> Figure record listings
== == ==

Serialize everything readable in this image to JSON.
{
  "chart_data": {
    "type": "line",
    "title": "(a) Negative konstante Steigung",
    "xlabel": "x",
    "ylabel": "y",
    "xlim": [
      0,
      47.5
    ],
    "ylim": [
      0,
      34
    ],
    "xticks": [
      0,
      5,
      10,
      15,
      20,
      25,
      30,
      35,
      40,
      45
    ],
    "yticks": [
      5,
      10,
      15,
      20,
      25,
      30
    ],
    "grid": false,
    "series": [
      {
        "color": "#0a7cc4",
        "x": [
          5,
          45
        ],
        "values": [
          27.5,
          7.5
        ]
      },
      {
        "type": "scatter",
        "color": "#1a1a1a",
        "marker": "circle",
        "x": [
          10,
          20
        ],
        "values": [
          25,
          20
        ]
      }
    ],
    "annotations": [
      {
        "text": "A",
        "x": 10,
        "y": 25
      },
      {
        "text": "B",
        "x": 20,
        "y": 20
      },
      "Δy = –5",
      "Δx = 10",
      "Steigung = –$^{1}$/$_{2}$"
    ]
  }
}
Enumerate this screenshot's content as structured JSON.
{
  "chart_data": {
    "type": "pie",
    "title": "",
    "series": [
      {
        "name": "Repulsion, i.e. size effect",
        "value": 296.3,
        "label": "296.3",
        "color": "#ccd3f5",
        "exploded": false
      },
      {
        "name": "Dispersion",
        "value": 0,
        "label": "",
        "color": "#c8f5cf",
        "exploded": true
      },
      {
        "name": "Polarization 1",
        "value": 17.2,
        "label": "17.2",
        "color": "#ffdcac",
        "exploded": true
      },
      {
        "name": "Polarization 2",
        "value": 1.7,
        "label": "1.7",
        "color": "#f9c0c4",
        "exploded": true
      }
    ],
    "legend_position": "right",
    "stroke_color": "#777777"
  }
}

== == ==

> DIRECTIVE
Extract the full listing above without altering anything.

> THE ANSWER
Serialize everything readable in this image to JSON.
{
  "chart_data": {
    "type": "line",
    "title": "(a) Negative konstante Steigung",
    "xlabel": "x",
    "ylabel": "y",
    "xlim": [
      0,
      47.5
    ],
    "ylim": [
      0,
      34
    ],
    "xticks": [
      0,
      5,
      10,
      15,
      20,
      25,
      30,
      35,
      40,
      45
    ],
    "yticks": [
      5,
      10,
      15,
      20,
      25,
      30
    ],
    "grid": false,
    "series": [
      {
        "color": "#0a7cc4",
        "x": [
          5,
          45
        ],
        "values": [
          27.5,
          7.5
        ]
      },
      {
        "type": "scatter",
        "color": "#1a1a1a",
        "marker": "circle",
        "x": [
          10,
          20
        ],
        "values": [
          25,
          20
        ]
      }
    ],
    "annotations": [
      {
        "text": "A",
        "x": 10,
        "y": 25
      },
      {
        "text": "B",
        "x": 20,
        "y": 20
      },
      "Δy = –5",
      "Δx = 10",
      "Steigung = –$^{1}$/$_{2}$"
    ]
  }
}
Enumerate this screenshot's content as structured JSON.
{
  "chart_data": {
    "type": "pie",
    "title": "",
    "series": [
      {
        "name": "Repulsion, i.e. size effect",
        "value": 296.3,
        "label": "296.3",
        "color": "#ccd3f5",
        "exploded": false
      },
      {
        "name": "Dispersion",
        "value": 0,
        "label": "",
        "color": "#c8f5cf",
        "exploded": true
      },
      {
        "name": "Polarization 1",
        "value": 17.2,
        "label": "17.2",
        "color": "#ffdcac",
        "exploded": true
      },
      {
        "name": "Polarization 2",
        "value": 1.7,
        "label": "1.7",
        "color": "#f9c0c4",
        "exploded": true
      }
    ],
    "legend_position": "right",
    "stroke_color": "#777777"
  }
}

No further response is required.